-- start Supplied entries --

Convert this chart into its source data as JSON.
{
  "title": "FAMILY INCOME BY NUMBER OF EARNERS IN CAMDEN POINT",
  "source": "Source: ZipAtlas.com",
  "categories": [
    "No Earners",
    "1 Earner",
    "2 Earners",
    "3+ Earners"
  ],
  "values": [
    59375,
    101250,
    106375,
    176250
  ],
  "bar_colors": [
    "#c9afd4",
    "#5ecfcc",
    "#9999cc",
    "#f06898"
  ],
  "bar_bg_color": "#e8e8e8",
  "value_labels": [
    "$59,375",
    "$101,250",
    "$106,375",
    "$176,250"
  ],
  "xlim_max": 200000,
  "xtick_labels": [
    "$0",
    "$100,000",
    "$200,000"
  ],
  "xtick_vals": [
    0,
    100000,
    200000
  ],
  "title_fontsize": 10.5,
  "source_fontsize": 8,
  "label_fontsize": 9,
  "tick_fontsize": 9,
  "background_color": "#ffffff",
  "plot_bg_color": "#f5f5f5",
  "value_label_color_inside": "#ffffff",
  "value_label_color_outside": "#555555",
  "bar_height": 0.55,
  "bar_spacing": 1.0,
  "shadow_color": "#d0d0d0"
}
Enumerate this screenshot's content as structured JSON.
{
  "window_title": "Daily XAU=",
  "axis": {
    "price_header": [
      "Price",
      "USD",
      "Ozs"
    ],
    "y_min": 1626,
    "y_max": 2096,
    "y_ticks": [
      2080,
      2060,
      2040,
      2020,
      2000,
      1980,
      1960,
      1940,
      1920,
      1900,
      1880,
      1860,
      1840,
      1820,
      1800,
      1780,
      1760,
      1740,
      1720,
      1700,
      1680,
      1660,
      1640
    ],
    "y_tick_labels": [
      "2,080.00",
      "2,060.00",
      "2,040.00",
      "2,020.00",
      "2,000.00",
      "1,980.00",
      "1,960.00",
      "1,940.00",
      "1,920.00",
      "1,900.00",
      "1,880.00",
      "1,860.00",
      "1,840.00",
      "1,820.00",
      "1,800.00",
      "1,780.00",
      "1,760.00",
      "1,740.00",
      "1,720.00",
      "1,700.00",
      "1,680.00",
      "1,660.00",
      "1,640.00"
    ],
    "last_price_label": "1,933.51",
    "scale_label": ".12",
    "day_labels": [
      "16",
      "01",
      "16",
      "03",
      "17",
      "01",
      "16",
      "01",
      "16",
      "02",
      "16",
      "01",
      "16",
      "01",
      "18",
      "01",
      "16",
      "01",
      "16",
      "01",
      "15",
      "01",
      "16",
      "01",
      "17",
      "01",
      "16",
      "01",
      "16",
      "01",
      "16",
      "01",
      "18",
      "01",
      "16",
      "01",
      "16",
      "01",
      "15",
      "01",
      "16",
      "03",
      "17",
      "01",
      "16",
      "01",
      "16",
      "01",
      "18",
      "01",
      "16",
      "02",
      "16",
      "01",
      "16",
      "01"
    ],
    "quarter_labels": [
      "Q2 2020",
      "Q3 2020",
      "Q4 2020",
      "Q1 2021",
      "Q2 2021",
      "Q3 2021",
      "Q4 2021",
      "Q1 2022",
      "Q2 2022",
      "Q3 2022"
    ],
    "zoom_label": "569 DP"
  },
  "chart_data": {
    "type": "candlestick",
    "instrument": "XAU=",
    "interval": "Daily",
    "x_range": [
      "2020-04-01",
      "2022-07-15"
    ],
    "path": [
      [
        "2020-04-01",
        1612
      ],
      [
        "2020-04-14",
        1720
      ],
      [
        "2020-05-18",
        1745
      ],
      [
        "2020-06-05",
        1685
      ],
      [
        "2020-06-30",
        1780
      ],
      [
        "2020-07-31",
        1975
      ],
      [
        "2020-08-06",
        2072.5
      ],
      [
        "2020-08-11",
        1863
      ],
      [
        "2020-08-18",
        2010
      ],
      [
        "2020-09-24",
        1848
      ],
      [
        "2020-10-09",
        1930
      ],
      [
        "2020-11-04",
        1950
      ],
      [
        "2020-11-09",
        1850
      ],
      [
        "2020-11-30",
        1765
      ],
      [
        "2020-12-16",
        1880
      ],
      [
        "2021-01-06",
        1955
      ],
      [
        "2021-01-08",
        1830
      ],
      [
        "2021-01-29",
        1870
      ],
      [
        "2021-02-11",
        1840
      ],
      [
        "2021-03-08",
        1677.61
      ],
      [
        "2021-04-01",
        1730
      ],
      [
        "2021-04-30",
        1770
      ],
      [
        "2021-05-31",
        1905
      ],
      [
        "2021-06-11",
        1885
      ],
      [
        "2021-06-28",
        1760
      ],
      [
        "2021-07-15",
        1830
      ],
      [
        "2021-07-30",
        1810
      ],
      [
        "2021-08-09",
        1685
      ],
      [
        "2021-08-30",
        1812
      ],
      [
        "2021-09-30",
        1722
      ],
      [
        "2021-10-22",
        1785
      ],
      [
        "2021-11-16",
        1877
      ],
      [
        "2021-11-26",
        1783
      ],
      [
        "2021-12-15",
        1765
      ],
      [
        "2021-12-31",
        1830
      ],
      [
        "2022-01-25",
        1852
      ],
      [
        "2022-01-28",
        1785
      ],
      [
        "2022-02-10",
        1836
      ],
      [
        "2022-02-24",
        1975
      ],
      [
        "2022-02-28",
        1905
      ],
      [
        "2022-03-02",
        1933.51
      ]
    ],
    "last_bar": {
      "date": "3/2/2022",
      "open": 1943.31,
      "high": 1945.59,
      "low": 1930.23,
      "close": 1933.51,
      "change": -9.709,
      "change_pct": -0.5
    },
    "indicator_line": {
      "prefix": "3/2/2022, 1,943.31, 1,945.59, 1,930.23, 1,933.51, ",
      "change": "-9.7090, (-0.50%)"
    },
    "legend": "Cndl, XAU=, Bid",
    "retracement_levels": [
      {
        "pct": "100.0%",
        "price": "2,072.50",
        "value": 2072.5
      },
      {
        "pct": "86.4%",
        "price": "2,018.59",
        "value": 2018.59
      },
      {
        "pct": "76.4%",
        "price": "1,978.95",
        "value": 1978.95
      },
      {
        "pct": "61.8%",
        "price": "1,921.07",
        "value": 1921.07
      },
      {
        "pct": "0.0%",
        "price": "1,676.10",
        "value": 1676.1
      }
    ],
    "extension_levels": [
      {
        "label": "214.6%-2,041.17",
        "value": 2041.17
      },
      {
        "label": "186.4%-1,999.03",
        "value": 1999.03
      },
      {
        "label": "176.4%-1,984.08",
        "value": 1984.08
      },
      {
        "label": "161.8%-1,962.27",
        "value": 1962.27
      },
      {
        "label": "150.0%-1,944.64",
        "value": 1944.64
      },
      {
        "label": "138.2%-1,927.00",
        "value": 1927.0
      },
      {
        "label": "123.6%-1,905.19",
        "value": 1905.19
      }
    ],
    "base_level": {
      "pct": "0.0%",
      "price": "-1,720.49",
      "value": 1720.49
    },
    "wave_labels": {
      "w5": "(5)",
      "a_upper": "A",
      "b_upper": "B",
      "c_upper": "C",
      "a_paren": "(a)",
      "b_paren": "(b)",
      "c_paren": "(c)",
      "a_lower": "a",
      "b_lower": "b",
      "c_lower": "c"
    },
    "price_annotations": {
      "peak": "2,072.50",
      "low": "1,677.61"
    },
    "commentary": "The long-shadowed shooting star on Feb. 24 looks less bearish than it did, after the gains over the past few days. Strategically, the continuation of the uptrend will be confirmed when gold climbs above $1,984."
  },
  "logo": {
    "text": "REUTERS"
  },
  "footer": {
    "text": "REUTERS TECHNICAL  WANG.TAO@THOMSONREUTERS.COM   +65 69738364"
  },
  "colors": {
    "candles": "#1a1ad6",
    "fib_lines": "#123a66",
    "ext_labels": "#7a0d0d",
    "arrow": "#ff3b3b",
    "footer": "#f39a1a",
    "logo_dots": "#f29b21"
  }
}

-- end Supplied entries --

» **Given exercise**
Select every line above that contains the word "this", and copy it.

» **Correct output**
Convert this chart into its source data as JSON.
Enumerate this screenshot's content as structured JSON.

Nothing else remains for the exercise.